[Recorded data]
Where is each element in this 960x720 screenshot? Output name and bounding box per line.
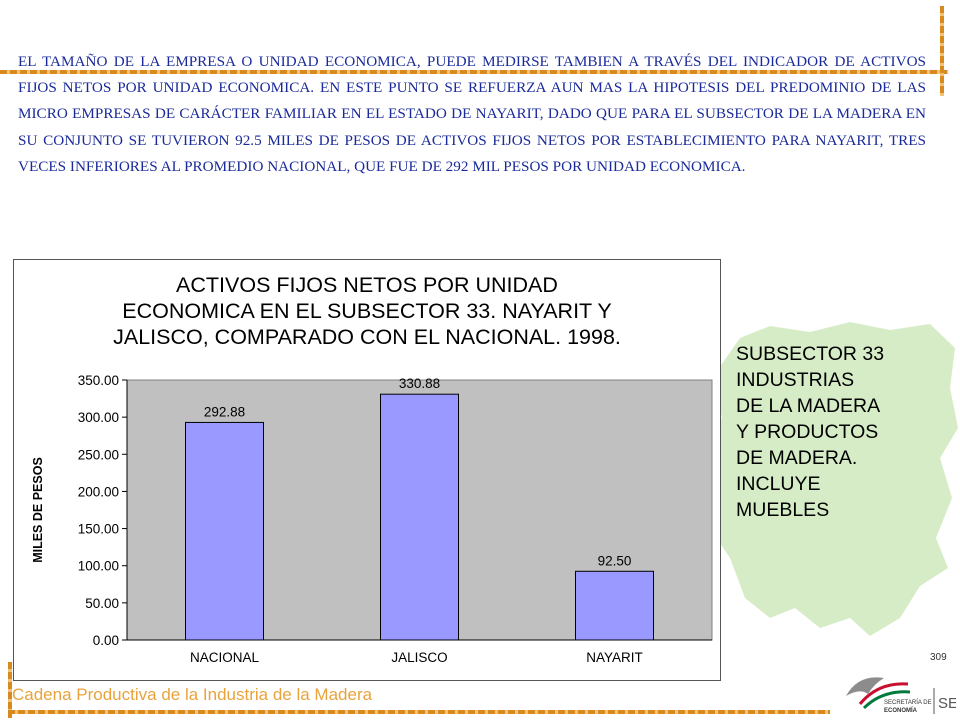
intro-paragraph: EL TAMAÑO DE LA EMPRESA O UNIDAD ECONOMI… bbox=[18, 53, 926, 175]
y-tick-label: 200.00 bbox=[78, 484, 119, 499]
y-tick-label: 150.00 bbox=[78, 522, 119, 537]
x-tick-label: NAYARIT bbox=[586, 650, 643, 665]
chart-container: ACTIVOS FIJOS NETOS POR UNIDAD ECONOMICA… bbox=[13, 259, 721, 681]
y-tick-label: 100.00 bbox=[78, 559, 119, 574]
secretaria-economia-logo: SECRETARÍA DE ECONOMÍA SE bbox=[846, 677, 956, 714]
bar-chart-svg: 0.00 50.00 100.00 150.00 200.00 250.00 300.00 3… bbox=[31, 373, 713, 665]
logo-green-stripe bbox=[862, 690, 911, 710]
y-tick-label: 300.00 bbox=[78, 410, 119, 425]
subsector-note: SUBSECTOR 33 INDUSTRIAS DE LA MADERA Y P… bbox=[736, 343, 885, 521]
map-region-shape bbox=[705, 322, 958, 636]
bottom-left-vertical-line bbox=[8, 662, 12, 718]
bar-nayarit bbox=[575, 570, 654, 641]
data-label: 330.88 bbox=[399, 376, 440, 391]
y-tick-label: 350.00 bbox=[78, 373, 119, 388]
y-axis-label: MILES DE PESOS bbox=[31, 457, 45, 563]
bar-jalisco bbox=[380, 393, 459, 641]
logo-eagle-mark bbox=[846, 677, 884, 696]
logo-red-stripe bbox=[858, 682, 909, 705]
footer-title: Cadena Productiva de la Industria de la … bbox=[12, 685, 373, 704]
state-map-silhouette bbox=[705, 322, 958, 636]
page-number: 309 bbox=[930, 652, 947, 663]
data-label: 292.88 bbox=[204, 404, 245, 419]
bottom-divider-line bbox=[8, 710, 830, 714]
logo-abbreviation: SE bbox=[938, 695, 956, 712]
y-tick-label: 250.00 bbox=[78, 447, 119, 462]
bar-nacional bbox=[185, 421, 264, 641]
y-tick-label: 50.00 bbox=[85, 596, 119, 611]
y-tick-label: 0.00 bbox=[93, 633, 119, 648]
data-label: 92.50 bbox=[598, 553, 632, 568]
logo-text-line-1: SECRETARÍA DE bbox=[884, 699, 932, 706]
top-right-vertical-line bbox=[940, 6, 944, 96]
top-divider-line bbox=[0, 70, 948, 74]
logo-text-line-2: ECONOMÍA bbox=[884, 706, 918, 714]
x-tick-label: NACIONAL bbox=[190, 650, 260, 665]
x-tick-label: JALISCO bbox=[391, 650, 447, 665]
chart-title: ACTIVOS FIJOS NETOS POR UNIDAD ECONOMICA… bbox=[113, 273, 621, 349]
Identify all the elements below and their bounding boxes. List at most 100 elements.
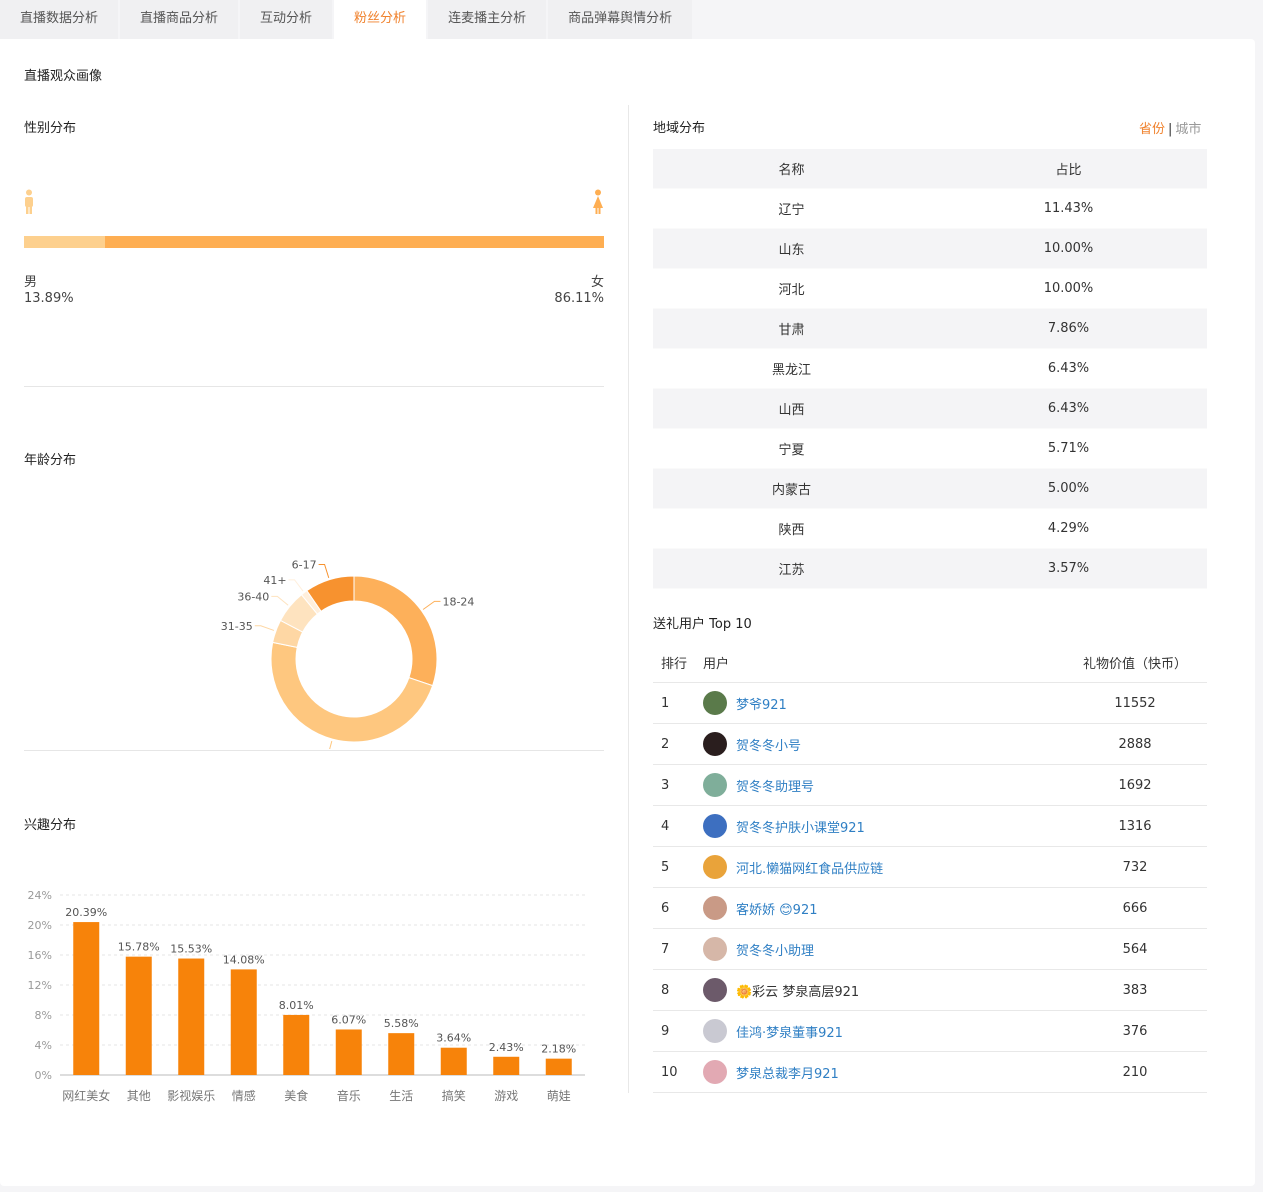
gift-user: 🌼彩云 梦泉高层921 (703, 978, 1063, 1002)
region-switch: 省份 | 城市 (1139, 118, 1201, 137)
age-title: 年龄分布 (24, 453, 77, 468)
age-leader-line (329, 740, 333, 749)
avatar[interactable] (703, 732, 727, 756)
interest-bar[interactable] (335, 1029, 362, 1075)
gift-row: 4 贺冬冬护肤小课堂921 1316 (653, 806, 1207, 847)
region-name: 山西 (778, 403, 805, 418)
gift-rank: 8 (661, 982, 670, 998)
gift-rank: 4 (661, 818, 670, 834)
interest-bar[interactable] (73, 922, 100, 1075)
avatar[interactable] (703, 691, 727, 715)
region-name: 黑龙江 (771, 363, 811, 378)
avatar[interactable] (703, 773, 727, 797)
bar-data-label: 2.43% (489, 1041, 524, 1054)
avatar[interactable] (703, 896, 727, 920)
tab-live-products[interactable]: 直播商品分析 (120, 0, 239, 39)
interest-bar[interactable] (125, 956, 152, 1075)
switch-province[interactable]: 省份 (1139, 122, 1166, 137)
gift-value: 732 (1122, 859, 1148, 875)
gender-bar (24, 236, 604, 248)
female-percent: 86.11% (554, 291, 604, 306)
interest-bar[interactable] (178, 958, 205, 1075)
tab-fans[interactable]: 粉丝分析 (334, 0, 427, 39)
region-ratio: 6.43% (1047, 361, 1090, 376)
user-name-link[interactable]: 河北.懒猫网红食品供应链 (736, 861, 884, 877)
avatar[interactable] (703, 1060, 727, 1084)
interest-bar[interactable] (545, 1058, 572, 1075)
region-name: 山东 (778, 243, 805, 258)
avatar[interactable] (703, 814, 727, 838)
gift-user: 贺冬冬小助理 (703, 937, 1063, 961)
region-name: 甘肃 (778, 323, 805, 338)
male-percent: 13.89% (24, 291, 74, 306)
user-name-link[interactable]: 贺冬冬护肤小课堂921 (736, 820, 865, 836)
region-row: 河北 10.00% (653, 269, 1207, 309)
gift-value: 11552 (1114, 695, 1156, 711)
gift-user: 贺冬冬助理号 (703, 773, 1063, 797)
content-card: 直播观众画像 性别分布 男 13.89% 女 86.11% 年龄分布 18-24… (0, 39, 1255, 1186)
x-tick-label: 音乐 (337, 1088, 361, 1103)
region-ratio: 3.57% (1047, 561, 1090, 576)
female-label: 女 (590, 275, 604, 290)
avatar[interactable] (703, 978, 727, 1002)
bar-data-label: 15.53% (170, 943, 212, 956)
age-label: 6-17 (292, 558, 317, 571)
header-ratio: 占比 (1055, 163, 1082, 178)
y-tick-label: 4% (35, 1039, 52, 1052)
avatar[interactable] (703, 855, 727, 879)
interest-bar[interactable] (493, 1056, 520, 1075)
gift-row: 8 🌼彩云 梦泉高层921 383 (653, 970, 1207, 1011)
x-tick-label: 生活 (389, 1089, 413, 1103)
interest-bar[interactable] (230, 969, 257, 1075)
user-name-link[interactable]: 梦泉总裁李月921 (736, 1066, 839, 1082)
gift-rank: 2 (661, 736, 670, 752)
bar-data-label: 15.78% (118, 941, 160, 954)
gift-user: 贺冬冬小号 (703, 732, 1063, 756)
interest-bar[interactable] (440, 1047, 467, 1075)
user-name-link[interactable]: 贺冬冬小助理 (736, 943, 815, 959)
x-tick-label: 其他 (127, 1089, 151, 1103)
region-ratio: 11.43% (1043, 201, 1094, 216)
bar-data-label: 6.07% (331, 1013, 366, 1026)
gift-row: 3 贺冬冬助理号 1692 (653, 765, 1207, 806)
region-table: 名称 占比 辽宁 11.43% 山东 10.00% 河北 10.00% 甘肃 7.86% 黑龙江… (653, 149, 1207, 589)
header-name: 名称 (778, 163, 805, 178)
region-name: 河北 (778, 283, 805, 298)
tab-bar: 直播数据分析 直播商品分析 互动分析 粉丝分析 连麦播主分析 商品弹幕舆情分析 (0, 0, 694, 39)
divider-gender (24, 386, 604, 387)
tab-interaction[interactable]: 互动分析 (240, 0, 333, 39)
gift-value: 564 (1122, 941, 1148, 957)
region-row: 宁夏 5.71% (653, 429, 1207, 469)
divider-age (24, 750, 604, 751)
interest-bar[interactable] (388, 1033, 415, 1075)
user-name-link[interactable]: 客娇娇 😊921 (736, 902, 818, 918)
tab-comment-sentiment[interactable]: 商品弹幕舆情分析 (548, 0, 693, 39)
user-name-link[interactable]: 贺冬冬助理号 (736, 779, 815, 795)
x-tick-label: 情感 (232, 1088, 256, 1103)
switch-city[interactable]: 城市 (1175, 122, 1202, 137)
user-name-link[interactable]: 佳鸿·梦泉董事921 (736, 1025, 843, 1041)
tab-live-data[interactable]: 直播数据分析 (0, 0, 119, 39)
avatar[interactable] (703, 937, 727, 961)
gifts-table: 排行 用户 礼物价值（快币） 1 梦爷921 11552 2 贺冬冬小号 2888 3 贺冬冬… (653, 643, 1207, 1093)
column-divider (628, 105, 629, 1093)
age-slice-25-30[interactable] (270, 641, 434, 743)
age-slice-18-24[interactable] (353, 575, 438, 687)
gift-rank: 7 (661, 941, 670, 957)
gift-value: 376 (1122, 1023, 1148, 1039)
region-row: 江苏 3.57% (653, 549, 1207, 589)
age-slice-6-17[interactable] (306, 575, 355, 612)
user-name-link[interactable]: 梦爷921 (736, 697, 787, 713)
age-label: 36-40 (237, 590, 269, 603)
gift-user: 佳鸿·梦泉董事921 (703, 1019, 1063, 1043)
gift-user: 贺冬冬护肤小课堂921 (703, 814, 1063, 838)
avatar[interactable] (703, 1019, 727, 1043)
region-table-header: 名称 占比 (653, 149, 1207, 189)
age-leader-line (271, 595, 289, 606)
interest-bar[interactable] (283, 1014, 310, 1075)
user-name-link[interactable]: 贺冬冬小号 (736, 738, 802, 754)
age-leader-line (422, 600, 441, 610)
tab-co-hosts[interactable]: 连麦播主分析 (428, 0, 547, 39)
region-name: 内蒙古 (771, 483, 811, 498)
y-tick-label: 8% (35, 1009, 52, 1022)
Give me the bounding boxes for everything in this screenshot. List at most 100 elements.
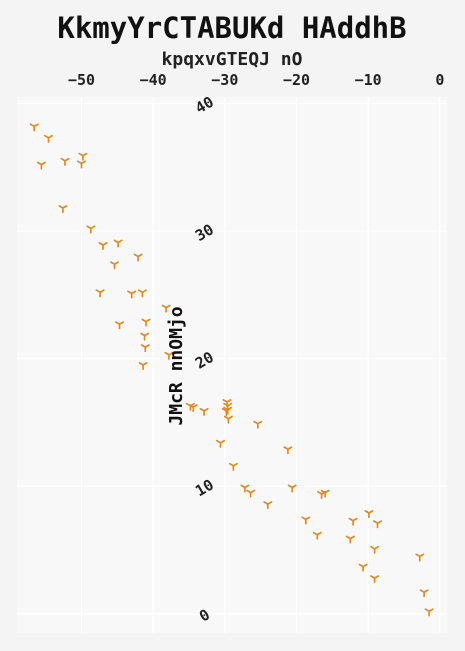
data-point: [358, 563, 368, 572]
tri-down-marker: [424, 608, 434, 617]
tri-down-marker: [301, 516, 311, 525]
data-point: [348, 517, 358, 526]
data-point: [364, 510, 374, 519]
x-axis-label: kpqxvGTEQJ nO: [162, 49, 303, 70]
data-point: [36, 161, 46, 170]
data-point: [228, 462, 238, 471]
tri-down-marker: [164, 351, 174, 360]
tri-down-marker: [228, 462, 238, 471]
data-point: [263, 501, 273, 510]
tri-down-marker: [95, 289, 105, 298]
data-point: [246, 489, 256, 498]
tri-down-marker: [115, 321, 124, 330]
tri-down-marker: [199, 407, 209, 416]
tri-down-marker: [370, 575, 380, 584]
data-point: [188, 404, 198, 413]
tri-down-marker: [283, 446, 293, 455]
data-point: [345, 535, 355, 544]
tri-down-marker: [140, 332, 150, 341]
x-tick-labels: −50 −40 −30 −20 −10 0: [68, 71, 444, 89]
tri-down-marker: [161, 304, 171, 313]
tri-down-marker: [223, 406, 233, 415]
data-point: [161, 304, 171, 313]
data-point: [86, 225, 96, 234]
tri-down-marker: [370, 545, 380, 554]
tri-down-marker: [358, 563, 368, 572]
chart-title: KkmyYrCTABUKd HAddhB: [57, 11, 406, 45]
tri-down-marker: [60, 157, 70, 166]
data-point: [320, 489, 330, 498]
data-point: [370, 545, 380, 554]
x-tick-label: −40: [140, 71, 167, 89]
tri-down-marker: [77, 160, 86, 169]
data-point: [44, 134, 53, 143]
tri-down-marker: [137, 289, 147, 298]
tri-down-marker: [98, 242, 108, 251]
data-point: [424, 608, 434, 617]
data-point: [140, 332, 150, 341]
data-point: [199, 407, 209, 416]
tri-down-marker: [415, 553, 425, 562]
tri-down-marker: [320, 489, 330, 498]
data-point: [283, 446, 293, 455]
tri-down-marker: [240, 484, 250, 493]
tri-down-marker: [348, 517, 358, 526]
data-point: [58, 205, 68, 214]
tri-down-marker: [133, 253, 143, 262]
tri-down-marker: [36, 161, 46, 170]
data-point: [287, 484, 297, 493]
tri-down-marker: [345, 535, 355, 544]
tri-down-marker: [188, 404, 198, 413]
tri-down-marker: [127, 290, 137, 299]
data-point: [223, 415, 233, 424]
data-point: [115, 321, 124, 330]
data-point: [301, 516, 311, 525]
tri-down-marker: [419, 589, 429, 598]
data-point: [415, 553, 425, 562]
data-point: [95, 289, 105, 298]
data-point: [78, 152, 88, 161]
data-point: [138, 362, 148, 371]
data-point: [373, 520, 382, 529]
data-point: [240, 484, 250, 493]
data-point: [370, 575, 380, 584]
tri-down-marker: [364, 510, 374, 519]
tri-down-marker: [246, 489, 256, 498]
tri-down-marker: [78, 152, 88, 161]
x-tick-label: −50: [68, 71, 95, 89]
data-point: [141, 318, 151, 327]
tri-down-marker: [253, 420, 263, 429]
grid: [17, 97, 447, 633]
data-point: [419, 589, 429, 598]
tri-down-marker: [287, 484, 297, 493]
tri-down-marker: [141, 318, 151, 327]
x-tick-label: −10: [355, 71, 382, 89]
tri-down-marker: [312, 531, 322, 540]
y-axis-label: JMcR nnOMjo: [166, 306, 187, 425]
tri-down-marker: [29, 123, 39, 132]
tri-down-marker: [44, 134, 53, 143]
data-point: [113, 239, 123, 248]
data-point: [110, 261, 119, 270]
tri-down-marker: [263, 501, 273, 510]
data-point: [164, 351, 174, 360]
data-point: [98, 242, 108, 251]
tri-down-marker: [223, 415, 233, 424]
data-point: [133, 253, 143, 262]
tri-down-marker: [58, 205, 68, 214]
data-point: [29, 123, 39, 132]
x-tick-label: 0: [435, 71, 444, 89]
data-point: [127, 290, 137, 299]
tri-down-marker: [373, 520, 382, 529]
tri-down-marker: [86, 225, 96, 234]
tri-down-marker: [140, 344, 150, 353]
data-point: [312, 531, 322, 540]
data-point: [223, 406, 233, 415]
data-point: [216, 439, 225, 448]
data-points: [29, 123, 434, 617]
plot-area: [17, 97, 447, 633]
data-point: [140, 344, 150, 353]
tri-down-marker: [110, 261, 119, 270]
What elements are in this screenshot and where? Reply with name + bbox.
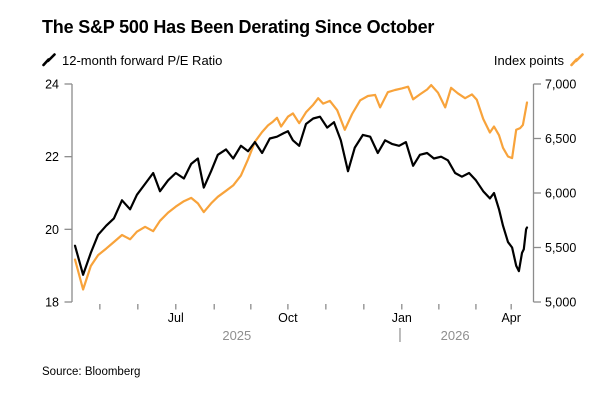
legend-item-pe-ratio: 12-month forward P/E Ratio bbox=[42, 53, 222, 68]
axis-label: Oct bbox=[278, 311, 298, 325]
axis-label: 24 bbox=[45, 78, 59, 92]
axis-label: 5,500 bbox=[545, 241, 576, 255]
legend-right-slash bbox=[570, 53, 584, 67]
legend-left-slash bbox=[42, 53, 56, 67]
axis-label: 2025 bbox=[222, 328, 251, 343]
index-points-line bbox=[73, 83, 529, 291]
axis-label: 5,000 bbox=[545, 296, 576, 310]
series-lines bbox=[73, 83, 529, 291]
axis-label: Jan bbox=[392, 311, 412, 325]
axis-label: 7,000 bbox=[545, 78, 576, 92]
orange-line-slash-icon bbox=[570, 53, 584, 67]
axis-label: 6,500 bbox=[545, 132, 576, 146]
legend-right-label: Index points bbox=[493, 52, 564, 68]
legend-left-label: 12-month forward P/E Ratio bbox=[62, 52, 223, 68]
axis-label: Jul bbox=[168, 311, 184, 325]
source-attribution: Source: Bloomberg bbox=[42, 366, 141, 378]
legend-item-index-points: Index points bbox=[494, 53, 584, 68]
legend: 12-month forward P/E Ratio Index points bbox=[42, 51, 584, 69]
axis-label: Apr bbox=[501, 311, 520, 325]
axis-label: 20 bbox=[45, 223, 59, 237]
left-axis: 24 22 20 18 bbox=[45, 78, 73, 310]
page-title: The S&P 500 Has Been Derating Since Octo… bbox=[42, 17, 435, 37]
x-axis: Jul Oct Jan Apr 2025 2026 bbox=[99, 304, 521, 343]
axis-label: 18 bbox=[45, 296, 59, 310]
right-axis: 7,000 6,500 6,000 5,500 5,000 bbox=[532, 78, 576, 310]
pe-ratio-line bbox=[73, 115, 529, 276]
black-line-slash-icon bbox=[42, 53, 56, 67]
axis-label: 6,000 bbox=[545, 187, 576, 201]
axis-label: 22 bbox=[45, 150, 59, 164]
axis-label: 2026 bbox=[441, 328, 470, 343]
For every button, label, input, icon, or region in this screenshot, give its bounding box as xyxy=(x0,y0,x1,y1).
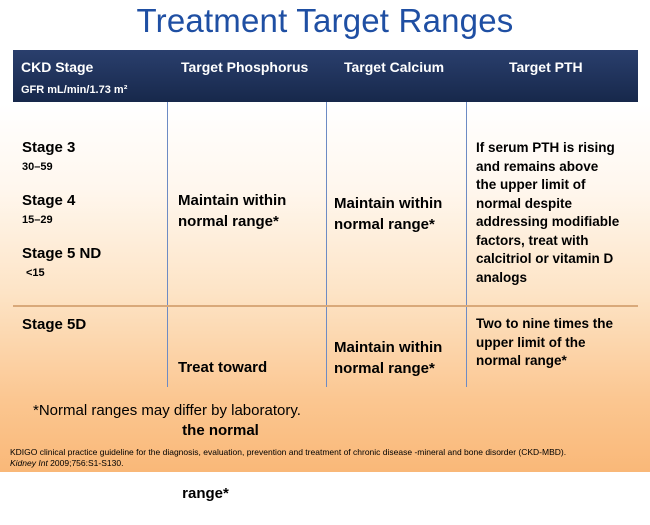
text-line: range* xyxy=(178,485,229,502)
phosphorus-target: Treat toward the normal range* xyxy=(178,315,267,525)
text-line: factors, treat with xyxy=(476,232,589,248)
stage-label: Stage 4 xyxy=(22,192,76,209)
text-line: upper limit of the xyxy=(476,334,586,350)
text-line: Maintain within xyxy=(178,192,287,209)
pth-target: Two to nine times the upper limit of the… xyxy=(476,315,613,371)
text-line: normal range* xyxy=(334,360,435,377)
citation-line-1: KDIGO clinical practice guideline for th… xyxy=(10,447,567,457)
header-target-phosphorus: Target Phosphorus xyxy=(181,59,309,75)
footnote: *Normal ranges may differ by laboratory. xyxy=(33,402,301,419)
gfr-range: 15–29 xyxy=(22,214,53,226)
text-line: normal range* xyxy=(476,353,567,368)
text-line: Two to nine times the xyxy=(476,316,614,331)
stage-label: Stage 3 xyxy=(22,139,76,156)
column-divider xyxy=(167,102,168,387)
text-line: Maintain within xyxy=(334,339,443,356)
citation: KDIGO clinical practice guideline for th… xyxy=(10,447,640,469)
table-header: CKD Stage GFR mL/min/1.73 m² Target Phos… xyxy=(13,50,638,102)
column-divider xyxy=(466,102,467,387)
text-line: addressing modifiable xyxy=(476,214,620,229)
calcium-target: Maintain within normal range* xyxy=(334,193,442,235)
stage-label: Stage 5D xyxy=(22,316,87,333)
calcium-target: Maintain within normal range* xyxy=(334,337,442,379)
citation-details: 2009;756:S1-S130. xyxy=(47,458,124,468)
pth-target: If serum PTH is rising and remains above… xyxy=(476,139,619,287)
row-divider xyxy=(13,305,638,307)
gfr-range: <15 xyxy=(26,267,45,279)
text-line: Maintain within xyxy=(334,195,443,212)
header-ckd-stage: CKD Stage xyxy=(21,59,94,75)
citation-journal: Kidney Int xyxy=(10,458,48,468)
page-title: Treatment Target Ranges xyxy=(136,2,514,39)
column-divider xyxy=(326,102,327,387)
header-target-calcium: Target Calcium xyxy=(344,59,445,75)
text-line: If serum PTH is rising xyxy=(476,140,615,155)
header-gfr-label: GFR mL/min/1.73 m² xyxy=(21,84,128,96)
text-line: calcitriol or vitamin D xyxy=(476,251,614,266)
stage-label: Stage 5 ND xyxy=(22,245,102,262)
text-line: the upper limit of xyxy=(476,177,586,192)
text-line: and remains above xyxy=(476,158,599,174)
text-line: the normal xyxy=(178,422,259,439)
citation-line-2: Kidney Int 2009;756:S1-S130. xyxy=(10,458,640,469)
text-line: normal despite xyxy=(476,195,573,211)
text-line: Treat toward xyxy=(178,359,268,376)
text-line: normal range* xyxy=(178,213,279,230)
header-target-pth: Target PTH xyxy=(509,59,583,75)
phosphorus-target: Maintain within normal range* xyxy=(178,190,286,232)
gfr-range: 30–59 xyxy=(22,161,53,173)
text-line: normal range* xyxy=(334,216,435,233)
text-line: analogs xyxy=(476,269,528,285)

* [Problem description] Copy word for word the lines from the one containing "text-line: range* xyxy=(178,485,229,502)" through the one containing "text-line: normal range* xyxy=(476,353,567,368)", including both of those lines.

* [Full answer]
text-line: range* xyxy=(178,485,229,502)
phosphorus-target: Treat toward the normal range* xyxy=(178,315,267,525)
text-line: factors, treat with xyxy=(476,232,589,248)
stage-label: Stage 4 xyxy=(22,192,76,209)
text-line: upper limit of the xyxy=(476,334,586,350)
text-line: Maintain within xyxy=(178,192,287,209)
pth-target: Two to nine times the upper limit of the… xyxy=(476,315,613,371)
text-line: normal range* xyxy=(334,360,435,377)
citation-line-1: KDIGO clinical practice guideline for th… xyxy=(10,447,567,457)
header-target-phosphorus: Target Phosphorus xyxy=(181,59,309,75)
footnote: *Normal ranges may differ by laboratory. xyxy=(33,402,301,419)
gfr-range: 15–29 xyxy=(22,214,53,226)
text-line: normal range* xyxy=(476,353,567,368)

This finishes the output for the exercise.